- _Extrait choisi_:

Règle de trois (La) Vol.1 - Actualité manga
Règle de trois (La) Vol.1 - Manga

Règle de trois (La) Vol.1 : Critiques

Seshuusei Triangle

Critique du volume manga

Publiée le Mercredi, 27 Mars 2024

Annoncé en France l'été dernier par le label Sakka des éditions Casterman en étant initialement présenté sous le titre "Le triangle en héritage", le manga "Seishûsei Triangle" débarque finalement dans notre langue sous le nom "La règle de trois", avec une publication simultanée de ses deux volumes en cette fin mars.

L'oeuvre nous permet de découvrir en France Fumiya Hayashi, une figure de proue d'une nouvelle vague de mangakas portés sur la tranche de vie sensible, qui signait là sa toute première série professionnelle après avoir fait ses armes dans le milieu amateur, sous le nom de Fumiya, au sein du cercle de doujinshi Fuhitobe, dans lequel il travailla notamment sur des parodies shônen-ai de Détective Conan. Un signe qui ne trompe pas quant au statut prometteur de Hayashi: les dix chapitres composant ce diptyque furent prépubliés au Japon de décembre 2021 à octobre 2022 au sein du prestigieux Comic Beam d'Enterbrain/Kadokawa, un magazine particulièrement qualitatif et rigoureux, qui est justement très réputé pour laisser s'exprimer des auteurs à la patte bien personnelle, comme Gou Tanabe (collection Lovecraft de Ki-oon), Atsushi Kaneko (Bambi, Soil, Wet moon, Deathco, EVOL) ou encore Suehiro Maruo (L'Île Panorama, L'Enfer en bouteille, Tomino la maudite, Paraiso). Et les choses étant bien faites, on pourra retrouver l'artiste dès le mois prochain aux éditions naBan avec sa deuxième et actuellement dernière oeuvre en date: Kemutai Hanashi, qui sera proposée dans notre langue sous le nom "Vies d'ensemble -Au-delà des mots-".

Tout commence ici par le retour, dans leur province natale, de Kôtarô Fujiki et de sa femme Tôko, pour aider la mère du jeune homme qui commence à se faire vieille. Le couple retrouve les lieux où il a grandi pendant plusieurs années, même si le temps a fait son oeuvre sur beaucoup d'entre eux. Mais Kôtarô, lui, semble avant tout troublé depuis qu'il a appris, quelque temps auparavant, la mort dans un accident de Tôru Kajiwara. Même si, ces dernières années, Kôtarô n'avait plus de nouvelles de ce garçon qui était parti du jour au lendemain vivre son rêve de photographe à travers le monde, il reste que Tôru était son voisin et son plus proche ami depuis leur plus tendre enfance, et qu'ils avaient noué un lien indéfectible malgré leurs personnalités opposées (là où Kôtarô a toujours été plutôt posé et renfermé, Tôru était toujours franc, sociable et lumineux, avec des étoiles plein les yeux quand quelque chose le passionnait). A vrai-dire, leur alchimie unique était telle qu'ils ne se sont même pas opposés l'un à l'autre quand ils sont tous les deux tombés très amoureux de la même fille, Tôko, avec qui Kôtarô commença vite à sortir, en donnant alors lieu à une sorte de triangle amoureux étonnamment détendu. Mais derrière la bonne humeur que continuait d'afficher en permanence Tôru à cette époque, que pouvait-il bien renfermer en lui en réalité ? Kôtarô n'a jamais osé le lui demander, et regrette toujours cette lâcheté aujourd'hui. Et c'est dans ce contexte trouble, alors que Tôru ne sera plus jamais là et qu'il est désormais impossible de lui parler, que Kôtarô et Tôko vont faire une surprenante rencontre, risquant de les ramener tous les deux dans le passé...

- _Exercice écrit 1_:
Reproduisez fidèlement le passage de la critique de La règle de trois qui va de « Règle de trois (La) Vol.1 - Actualité » jusqu'à « cette fin mars. ».
La critique et les enregistrements sont deux documents sans lien entre eux.

- _Données de l'exercice_:

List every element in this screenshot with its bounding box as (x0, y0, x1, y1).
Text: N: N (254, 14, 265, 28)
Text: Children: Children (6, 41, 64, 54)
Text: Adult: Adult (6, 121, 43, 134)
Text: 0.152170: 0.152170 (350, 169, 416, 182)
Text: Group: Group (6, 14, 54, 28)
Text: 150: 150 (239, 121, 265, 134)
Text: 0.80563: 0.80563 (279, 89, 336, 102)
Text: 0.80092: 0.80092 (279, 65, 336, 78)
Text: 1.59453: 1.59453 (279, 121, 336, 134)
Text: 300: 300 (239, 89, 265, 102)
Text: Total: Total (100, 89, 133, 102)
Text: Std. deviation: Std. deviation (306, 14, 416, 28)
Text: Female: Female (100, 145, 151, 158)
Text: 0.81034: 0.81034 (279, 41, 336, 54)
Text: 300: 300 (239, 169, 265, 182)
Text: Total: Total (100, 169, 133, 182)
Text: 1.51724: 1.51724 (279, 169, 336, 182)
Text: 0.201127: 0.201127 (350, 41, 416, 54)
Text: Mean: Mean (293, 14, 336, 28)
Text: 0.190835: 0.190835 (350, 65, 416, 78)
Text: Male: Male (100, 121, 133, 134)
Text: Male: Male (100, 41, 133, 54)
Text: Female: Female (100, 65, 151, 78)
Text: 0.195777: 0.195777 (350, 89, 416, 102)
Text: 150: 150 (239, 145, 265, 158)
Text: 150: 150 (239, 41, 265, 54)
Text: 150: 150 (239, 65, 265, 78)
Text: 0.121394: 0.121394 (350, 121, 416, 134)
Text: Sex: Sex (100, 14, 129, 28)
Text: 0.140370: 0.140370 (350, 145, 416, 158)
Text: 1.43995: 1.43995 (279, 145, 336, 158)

- _Exercice écrit 2_:
Retranscrivez à l'identique toutes les lignes des enregistrements, du début à la fin.

- _Bonne réponse 1_:
Règle de trois (La) Vol.1 - Actualité manga
Règle de trois (La) Vol.1 - Manga

Règle de trois (La) Vol.1 : Critiques

Seshuusei Triangle

Critique du volume manga

Publiée le Mercredi, 27 Mars 2024

Annoncé en France l'été dernier par le label Sakka des éditions Casterman en étant initialement présenté sous le titre "Le triangle en héritage", le manga "Seishûsei Triangle" débarque finalement dans notre langue sous le nom "La règle de trois", avec une publication simultanée de ses deux volumes en cette fin mars.

- _Bonne réponse 2_:
List every element in this screenshot with its bounding box as (x0, y0, x1, y1).
Text: N: N (254, 14, 265, 28)
Text: Children: Children (6, 41, 64, 54)
Text: Adult: Adult (6, 121, 43, 134)
Text: 0.152170: 0.152170 (350, 169, 416, 182)
Text: Group: Group (6, 14, 54, 28)
Text: 150: 150 (239, 121, 265, 134)
Text: 0.80563: 0.80563 (279, 89, 336, 102)
Text: 0.80092: 0.80092 (279, 65, 336, 78)
Text: 1.59453: 1.59453 (279, 121, 336, 134)
Text: 300: 300 (239, 89, 265, 102)
Text: Total: Total (100, 89, 133, 102)
Text: Std. deviation: Std. deviation (306, 14, 416, 28)
Text: Female: Female (100, 145, 151, 158)
Text: 0.81034: 0.81034 (279, 41, 336, 54)
Text: 300: 300 (239, 169, 265, 182)
Text: Total: Total (100, 169, 133, 182)
Text: 1.51724: 1.51724 (279, 169, 336, 182)
Text: 0.201127: 0.201127 (350, 41, 416, 54)
Text: Mean: Mean (293, 14, 336, 28)
Text: 0.190835: 0.190835 (350, 65, 416, 78)
Text: Male: Male (100, 121, 133, 134)
Text: Male: Male (100, 41, 133, 54)
Text: Female: Female (100, 65, 151, 78)
Text: 0.195777: 0.195777 (350, 89, 416, 102)
Text: 150: 150 (239, 145, 265, 158)
Text: 150: 150 (239, 41, 265, 54)
Text: 150: 150 (239, 65, 265, 78)
Text: 0.121394: 0.121394 (350, 121, 416, 134)
Text: Sex: Sex (100, 14, 129, 28)
Text: 0.140370: 0.140370 (350, 145, 416, 158)
Text: 1.43995: 1.43995 (279, 145, 336, 158)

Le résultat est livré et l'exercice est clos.